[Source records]
◆ ◆ ◆

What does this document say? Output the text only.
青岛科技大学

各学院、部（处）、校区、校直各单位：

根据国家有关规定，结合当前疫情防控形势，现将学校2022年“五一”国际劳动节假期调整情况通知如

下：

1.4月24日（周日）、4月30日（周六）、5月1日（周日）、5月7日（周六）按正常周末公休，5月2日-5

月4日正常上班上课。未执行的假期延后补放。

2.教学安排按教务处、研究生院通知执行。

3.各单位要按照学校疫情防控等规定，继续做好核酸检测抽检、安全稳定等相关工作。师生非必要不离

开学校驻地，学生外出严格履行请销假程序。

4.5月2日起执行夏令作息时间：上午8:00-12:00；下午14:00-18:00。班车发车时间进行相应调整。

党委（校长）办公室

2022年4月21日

◆ ◆ ◆

INSTRUCTIONS TO FOLLOW: Exactly reproduce every line of the records.

EXERCISE SOLUTION:
What does this document say? Output the text only.
青岛科技大学

各学院、部（处）、校区、校直各单位：

根据国家有关规定，结合当前疫情防控形势，现将学校2022年“五一”国际劳动节假期调整情况通知如

下：

1.4月24日（周日）、4月30日（周六）、5月1日（周日）、5月7日（周六）按正常周末公休，5月2日-5

月4日正常上班上课。未执行的假期延后补放。

2.教学安排按教务处、研究生院通知执行。

3.各单位要按照学校疫情防控等规定，继续做好核酸检测抽检、安全稳定等相关工作。师生非必要不离

开学校驻地，学生外出严格履行请销假程序。

4.5月2日起执行夏令作息时间：上午8:00-12:00；下午14:00-18:00。班车发车时间进行相应调整。

党委（校长）办公室

2022年4月21日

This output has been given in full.